Task statement: Write out the data below exactly as given, without any of its pictures.

Material:
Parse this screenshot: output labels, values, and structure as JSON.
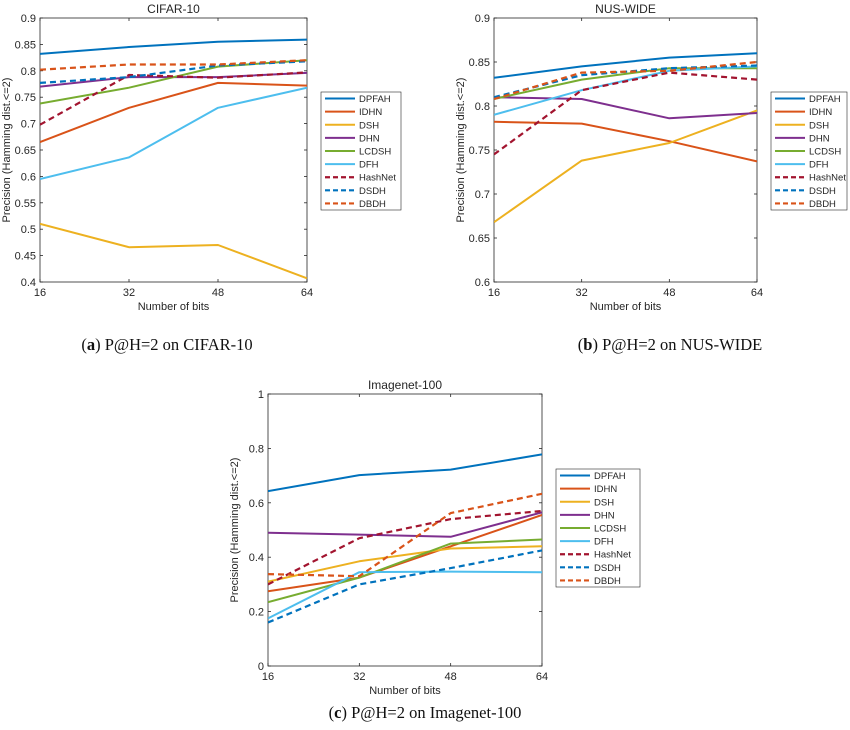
{
  "styles": {
    "DPFAH": {
      "color": "#0072BD",
      "dash": false,
      "width": 2
    },
    "IDHN": {
      "color": "#D95319",
      "dash": false,
      "width": 2
    },
    "DSH": {
      "color": "#EDB120",
      "dash": false,
      "width": 2
    },
    "DHN": {
      "color": "#7E2F8E",
      "dash": false,
      "width": 2
    },
    "LCDSH": {
      "color": "#77AC30",
      "dash": false,
      "width": 2
    },
    "DFH": {
      "color": "#4DBEEE",
      "dash": false,
      "width": 2
    },
    "HashNet": {
      "color": "#A2142F",
      "dash": true,
      "width": 2.2
    },
    "DSDH": {
      "color": "#0072BD",
      "dash": true,
      "width": 2.2
    },
    "DBDH": {
      "color": "#D95319",
      "dash": true,
      "width": 2.2
    }
  },
  "chart_data": [
    {
      "type": "line",
      "title": "CIFAR-10",
      "xlabel": "Number of bits",
      "ylabel": "Precision (Hamming dist.<=2)",
      "caption_letter": "a",
      "caption_text": " P@H=2 on CIFAR-10",
      "x": [
        16,
        32,
        48,
        64
      ],
      "xticks": [
        "16",
        "32",
        "48",
        "64"
      ],
      "ylim": [
        0.4,
        0.9
      ],
      "yticks": [
        "0.4",
        "0.45",
        "0.5",
        "0.55",
        "0.6",
        "0.65",
        "0.7",
        "0.75",
        "0.8",
        "0.85",
        "0.9"
      ],
      "grid": false,
      "legend_position": "right-outside",
      "series": [
        {
          "name": "DPFAH",
          "values": [
            0.832,
            0.845,
            0.855,
            0.859
          ]
        },
        {
          "name": "IDHN",
          "values": [
            0.665,
            0.73,
            0.777,
            0.772
          ]
        },
        {
          "name": "DSH",
          "values": [
            0.51,
            0.466,
            0.47,
            0.407
          ]
        },
        {
          "name": "DHN",
          "values": [
            0.77,
            0.788,
            0.788,
            0.796
          ]
        },
        {
          "name": "LCDSH",
          "values": [
            0.738,
            0.768,
            0.808,
            0.82
          ]
        },
        {
          "name": "DFH",
          "values": [
            0.595,
            0.636,
            0.73,
            0.768
          ]
        },
        {
          "name": "HashNet",
          "values": [
            0.698,
            0.792,
            0.787,
            0.797
          ]
        },
        {
          "name": "DSDH",
          "values": [
            0.777,
            0.788,
            0.81,
            0.818
          ]
        },
        {
          "name": "DBDH",
          "values": [
            0.802,
            0.812,
            0.812,
            0.82
          ]
        }
      ]
    },
    {
      "type": "line",
      "title": "NUS-WIDE",
      "xlabel": "Number of bits",
      "ylabel": "Precision (Hamming dist.<=2)",
      "caption_letter": "b",
      "caption_text": " P@H=2 on NUS-WIDE",
      "x": [
        16,
        32,
        48,
        64
      ],
      "xticks": [
        "16",
        "32",
        "48",
        "64"
      ],
      "ylim": [
        0.6,
        0.9
      ],
      "yticks": [
        "0.6",
        "0.65",
        "0.7",
        "0.75",
        "0.8",
        "0.85",
        "0.9"
      ],
      "grid": false,
      "legend_position": "right-outside",
      "series": [
        {
          "name": "DPFAH",
          "values": [
            0.832,
            0.845,
            0.855,
            0.86
          ]
        },
        {
          "name": "IDHN",
          "values": [
            0.782,
            0.78,
            0.76,
            0.737
          ]
        },
        {
          "name": "DSH",
          "values": [
            0.668,
            0.738,
            0.758,
            0.795
          ]
        },
        {
          "name": "DHN",
          "values": [
            0.81,
            0.808,
            0.786,
            0.792
          ]
        },
        {
          "name": "LCDSH",
          "values": [
            0.808,
            0.83,
            0.843,
            0.843
          ]
        },
        {
          "name": "DFH",
          "values": [
            0.79,
            0.818,
            0.84,
            0.845
          ]
        },
        {
          "name": "HashNet",
          "values": [
            0.745,
            0.818,
            0.838,
            0.83
          ]
        },
        {
          "name": "DSDH",
          "values": [
            0.81,
            0.835,
            0.843,
            0.846
          ]
        },
        {
          "name": "DBDH",
          "values": [
            0.808,
            0.838,
            0.84,
            0.85
          ]
        }
      ]
    },
    {
      "type": "line",
      "title": "Imagenet-100",
      "xlabel": "Number of bits",
      "ylabel": "Precision (Hamming dist.<=2)",
      "caption_letter": "c",
      "caption_text": " P@H=2 on Imagenet-100",
      "x": [
        16,
        32,
        48,
        64
      ],
      "xticks": [
        "16",
        "32",
        "48",
        "64"
      ],
      "ylim": [
        0,
        1
      ],
      "yticks": [
        "0",
        "0.2",
        "0.4",
        "0.6",
        "0.8",
        "1"
      ],
      "grid": false,
      "legend_position": "right-outside",
      "series": [
        {
          "name": "DPFAH",
          "values": [
            0.643,
            0.702,
            0.722,
            0.778
          ]
        },
        {
          "name": "IDHN",
          "values": [
            0.275,
            0.325,
            0.44,
            0.555
          ]
        },
        {
          "name": "DSH",
          "values": [
            0.31,
            0.385,
            0.432,
            0.44
          ]
        },
        {
          "name": "DHN",
          "values": [
            0.49,
            0.483,
            0.475,
            0.565
          ]
        },
        {
          "name": "LCDSH",
          "values": [
            0.235,
            0.325,
            0.45,
            0.465
          ]
        },
        {
          "name": "DFH",
          "values": [
            0.175,
            0.345,
            0.347,
            0.345
          ]
        },
        {
          "name": "HashNet",
          "values": [
            0.3,
            0.47,
            0.54,
            0.57
          ]
        },
        {
          "name": "DSDH",
          "values": [
            0.16,
            0.3,
            0.36,
            0.425
          ]
        },
        {
          "name": "DBDH",
          "values": [
            0.338,
            0.33,
            0.562,
            0.633
          ]
        }
      ]
    }
  ]
}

Output for this task:
Parse this screenshot: output labels, values, and structure as JSON.
{
  "styles": {
    "DPFAH": {
      "color": "#0072BD",
      "dash": false,
      "width": 2
    },
    "IDHN": {
      "color": "#D95319",
      "dash": false,
      "width": 2
    },
    "DSH": {
      "color": "#EDB120",
      "dash": false,
      "width": 2
    },
    "DHN": {
      "color": "#7E2F8E",
      "dash": false,
      "width": 2
    },
    "LCDSH": {
      "color": "#77AC30",
      "dash": false,
      "width": 2
    },
    "DFH": {
      "color": "#4DBEEE",
      "dash": false,
      "width": 2
    },
    "HashNet": {
      "color": "#A2142F",
      "dash": true,
      "width": 2.2
    },
    "DSDH": {
      "color": "#0072BD",
      "dash": true,
      "width": 2.2
    },
    "DBDH": {
      "color": "#D95319",
      "dash": true,
      "width": 2.2
    }
  },
  "chart_data": [
    {
      "type": "line",
      "title": "CIFAR-10",
      "xlabel": "Number of bits",
      "ylabel": "Precision (Hamming dist.<=2)",
      "caption_letter": "a",
      "caption_text": " P@H=2 on CIFAR-10",
      "x": [
        16,
        32,
        48,
        64
      ],
      "xticks": [
        "16",
        "32",
        "48",
        "64"
      ],
      "ylim": [
        0.4,
        0.9
      ],
      "yticks": [
        "0.4",
        "0.45",
        "0.5",
        "0.55",
        "0.6",
        "0.65",
        "0.7",
        "0.75",
        "0.8",
        "0.85",
        "0.9"
      ],
      "grid": false,
      "legend_position": "right-outside",
      "series": [
        {
          "name": "DPFAH",
          "values": [
            0.832,
            0.845,
            0.855,
            0.859
          ]
        },
        {
          "name": "IDHN",
          "values": [
            0.665,
            0.73,
            0.777,
            0.772
          ]
        },
        {
          "name": "DSH",
          "values": [
            0.51,
            0.466,
            0.47,
            0.407
          ]
        },
        {
          "name": "DHN",
          "values": [
            0.77,
            0.788,
            0.788,
            0.796
          ]
        },
        {
          "name": "LCDSH",
          "values": [
            0.738,
            0.768,
            0.808,
            0.82
          ]
        },
        {
          "name": "DFH",
          "values": [
            0.595,
            0.636,
            0.73,
            0.768
          ]
        },
        {
          "name": "HashNet",
          "values": [
            0.698,
            0.792,
            0.787,
            0.797
          ]
        },
        {
          "name": "DSDH",
          "values": [
            0.777,
            0.788,
            0.81,
            0.818
          ]
        },
        {
          "name": "DBDH",
          "values": [
            0.802,
            0.812,
            0.812,
            0.82
          ]
        }
      ]
    },
    {
      "type": "line",
      "title": "NUS-WIDE",
      "xlabel": "Number of bits",
      "ylabel": "Precision (Hamming dist.<=2)",
      "caption_letter": "b",
      "caption_text": " P@H=2 on NUS-WIDE",
      "x": [
        16,
        32,
        48,
        64
      ],
      "xticks": [
        "16",
        "32",
        "48",
        "64"
      ],
      "ylim": [
        0.6,
        0.9
      ],
      "yticks": [
        "0.6",
        "0.65",
        "0.7",
        "0.75",
        "0.8",
        "0.85",
        "0.9"
      ],
      "grid": false,
      "legend_position": "right-outside",
      "series": [
        {
          "name": "DPFAH",
          "values": [
            0.832,
            0.845,
            0.855,
            0.86
          ]
        },
        {
          "name": "IDHN",
          "values": [
            0.782,
            0.78,
            0.76,
            0.737
          ]
        },
        {
          "name": "DSH",
          "values": [
            0.668,
            0.738,
            0.758,
            0.795
          ]
        },
        {
          "name": "DHN",
          "values": [
            0.81,
            0.808,
            0.786,
            0.792
          ]
        },
        {
          "name": "LCDSH",
          "values": [
            0.808,
            0.83,
            0.843,
            0.843
          ]
        },
        {
          "name": "DFH",
          "values": [
            0.79,
            0.818,
            0.84,
            0.845
          ]
        },
        {
          "name": "HashNet",
          "values": [
            0.745,
            0.818,
            0.838,
            0.83
          ]
        },
        {
          "name": "DSDH",
          "values": [
            0.81,
            0.835,
            0.843,
            0.846
          ]
        },
        {
          "name": "DBDH",
          "values": [
            0.808,
            0.838,
            0.84,
            0.85
          ]
        }
      ]
    },
    {
      "type": "line",
      "title": "Imagenet-100",
      "xlabel": "Number of bits",
      "ylabel": "Precision (Hamming dist.<=2)",
      "caption_letter": "c",
      "caption_text": " P@H=2 on Imagenet-100",
      "x": [
        16,
        32,
        48,
        64
      ],
      "xticks": [
        "16",
        "32",
        "48",
        "64"
      ],
      "ylim": [
        0,
        1
      ],
      "yticks": [
        "0",
        "0.2",
        "0.4",
        "0.6",
        "0.8",
        "1"
      ],
      "grid": false,
      "legend_position": "right-outside",
      "series": [
        {
          "name": "DPFAH",
          "values": [
            0.643,
            0.702,
            0.722,
            0.778
          ]
        },
        {
          "name": "IDHN",
          "values": [
            0.275,
            0.325,
            0.44,
            0.555
          ]
        },
        {
          "name": "DSH",
          "values": [
            0.31,
            0.385,
            0.432,
            0.44
          ]
        },
        {
          "name": "DHN",
          "values": [
            0.49,
            0.483,
            0.475,
            0.565
          ]
        },
        {
          "name": "LCDSH",
          "values": [
            0.235,
            0.325,
            0.45,
            0.465
          ]
        },
        {
          "name": "DFH",
          "values": [
            0.175,
            0.345,
            0.347,
            0.345
          ]
        },
        {
          "name": "HashNet",
          "values": [
            0.3,
            0.47,
            0.54,
            0.57
          ]
        },
        {
          "name": "DSDH",
          "values": [
            0.16,
            0.3,
            0.36,
            0.425
          ]
        },
        {
          "name": "DBDH",
          "values": [
            0.338,
            0.33,
            0.562,
            0.633
          ]
        }
      ]
    }
  ]
}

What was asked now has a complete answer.